## Objectif fixé
Résumez l'extrait ci-dessous en trois phrases, s'il vous plaît.

## Extrait du texte
══════

Le virage, c'est sa descente aux enfers personnelle, aux bords de la raison, qui aboutit à l'un des textes de la poésie du siècle face aux Antilles, "cul-de-sac innommable de la faim, de la misère et de l'oppression". Ce cri qu'il est seul à pousser, contre l'imitation, l'expérimental, ou le négrisme. Contre le silence d'être nègre. Ce qu'il dira plus tard de Frantz Fanon (Les Damnés de la terre, 1961) : "Peut-être fallait-il être antillais, c'est-à-dire si dénué, si dépersonnalisé, pour partir avec une telle fougue à la conquête de soi et de la plénitude."

══════

## Données fournies
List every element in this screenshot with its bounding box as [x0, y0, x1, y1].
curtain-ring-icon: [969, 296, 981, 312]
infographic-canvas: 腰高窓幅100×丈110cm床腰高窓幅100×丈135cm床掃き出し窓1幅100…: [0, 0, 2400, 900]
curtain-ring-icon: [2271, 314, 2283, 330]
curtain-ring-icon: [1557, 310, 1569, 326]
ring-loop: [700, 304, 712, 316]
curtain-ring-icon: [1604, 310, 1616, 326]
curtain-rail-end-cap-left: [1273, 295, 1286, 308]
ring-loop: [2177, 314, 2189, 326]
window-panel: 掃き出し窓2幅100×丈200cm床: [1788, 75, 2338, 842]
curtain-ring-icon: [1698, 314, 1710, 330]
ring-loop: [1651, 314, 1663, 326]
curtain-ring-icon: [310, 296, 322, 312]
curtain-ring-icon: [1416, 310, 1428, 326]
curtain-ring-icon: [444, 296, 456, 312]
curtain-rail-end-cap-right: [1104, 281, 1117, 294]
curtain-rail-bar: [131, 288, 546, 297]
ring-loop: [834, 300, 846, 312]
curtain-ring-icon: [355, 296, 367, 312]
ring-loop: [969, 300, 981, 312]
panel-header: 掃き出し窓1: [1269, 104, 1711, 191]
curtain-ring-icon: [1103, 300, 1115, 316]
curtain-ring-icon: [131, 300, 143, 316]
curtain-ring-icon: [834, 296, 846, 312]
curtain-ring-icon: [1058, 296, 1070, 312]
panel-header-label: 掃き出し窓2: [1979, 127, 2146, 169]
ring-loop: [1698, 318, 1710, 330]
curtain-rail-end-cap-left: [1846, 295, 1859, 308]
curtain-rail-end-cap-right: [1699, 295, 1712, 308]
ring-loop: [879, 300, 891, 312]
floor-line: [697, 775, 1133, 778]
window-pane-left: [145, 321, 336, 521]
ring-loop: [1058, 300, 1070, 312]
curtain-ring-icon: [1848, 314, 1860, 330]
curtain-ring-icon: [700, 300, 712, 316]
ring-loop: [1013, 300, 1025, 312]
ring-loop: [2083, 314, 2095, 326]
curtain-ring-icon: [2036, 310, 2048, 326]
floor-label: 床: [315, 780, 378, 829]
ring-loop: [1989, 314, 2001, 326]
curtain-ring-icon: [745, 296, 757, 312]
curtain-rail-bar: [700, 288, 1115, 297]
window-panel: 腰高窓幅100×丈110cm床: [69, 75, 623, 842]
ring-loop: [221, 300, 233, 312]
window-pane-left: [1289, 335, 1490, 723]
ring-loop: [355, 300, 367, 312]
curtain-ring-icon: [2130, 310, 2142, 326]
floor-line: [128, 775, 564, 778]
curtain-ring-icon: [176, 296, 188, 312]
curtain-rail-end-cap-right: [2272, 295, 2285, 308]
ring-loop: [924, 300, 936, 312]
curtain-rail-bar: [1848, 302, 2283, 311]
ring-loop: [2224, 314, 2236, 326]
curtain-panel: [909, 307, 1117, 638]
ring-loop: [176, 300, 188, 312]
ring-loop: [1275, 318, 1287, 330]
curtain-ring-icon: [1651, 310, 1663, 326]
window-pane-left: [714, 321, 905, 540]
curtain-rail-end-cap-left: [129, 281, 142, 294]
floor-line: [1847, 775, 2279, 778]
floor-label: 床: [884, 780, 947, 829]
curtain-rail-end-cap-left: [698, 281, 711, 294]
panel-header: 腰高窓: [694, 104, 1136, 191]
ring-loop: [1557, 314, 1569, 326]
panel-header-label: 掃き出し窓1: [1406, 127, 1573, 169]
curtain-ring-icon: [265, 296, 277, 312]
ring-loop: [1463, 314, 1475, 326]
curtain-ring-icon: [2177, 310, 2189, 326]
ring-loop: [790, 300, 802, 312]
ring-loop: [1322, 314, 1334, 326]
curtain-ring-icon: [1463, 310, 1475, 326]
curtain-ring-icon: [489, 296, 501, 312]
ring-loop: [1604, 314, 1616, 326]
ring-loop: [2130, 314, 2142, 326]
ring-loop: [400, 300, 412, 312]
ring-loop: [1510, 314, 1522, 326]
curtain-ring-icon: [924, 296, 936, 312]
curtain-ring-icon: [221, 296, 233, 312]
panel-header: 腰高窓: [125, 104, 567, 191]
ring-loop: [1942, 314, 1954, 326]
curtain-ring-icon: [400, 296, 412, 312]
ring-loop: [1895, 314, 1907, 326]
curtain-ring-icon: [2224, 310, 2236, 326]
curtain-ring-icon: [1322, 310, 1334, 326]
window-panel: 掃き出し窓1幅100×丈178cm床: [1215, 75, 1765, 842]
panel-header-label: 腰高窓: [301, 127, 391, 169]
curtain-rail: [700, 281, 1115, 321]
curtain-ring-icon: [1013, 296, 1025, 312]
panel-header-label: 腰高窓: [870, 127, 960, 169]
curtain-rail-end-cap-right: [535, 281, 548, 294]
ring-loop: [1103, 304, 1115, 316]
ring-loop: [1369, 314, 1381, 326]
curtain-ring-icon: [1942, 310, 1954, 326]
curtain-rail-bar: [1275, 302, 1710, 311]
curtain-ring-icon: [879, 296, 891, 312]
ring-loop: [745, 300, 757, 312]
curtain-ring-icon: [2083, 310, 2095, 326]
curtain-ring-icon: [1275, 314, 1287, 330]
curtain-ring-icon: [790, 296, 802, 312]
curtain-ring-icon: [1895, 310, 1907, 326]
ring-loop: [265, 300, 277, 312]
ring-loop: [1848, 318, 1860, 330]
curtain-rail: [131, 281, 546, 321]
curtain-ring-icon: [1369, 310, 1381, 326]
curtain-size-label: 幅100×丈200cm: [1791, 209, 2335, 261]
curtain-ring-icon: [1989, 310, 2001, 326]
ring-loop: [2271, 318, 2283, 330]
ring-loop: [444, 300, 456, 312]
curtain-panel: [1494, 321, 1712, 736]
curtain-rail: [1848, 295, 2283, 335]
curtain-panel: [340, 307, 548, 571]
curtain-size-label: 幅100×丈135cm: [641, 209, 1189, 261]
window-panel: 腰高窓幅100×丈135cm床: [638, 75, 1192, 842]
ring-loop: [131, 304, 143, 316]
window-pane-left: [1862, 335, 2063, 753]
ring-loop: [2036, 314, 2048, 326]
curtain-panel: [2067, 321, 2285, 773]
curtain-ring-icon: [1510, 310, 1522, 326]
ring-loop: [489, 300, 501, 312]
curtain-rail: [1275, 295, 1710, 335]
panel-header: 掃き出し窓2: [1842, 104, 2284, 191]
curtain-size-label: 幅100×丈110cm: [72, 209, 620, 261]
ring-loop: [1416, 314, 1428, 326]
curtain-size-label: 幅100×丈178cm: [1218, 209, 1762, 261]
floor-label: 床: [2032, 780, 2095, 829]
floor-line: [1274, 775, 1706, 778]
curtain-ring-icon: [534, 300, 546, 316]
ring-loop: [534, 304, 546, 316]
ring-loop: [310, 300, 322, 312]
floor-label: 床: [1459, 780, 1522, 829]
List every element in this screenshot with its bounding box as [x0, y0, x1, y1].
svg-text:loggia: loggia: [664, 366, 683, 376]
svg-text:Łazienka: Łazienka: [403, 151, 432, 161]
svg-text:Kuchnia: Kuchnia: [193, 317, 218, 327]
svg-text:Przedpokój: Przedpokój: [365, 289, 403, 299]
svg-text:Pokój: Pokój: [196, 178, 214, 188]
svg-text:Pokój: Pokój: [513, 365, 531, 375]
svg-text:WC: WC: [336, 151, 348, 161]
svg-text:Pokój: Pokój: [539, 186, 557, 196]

══════

## Réponse
L'extrait évoque un virage, une descente aux enfers personnelle aux bords de la raison. Cette descente aboutit à l'un des textes de la poésie du siècle face aux Antilles, « cul-de-sac innommable de la faim, de la misère et de l'oppression ». C'est un cri poussé seul contre l'imitation, l'expérimental, le négrisme et le silence d'être nègre.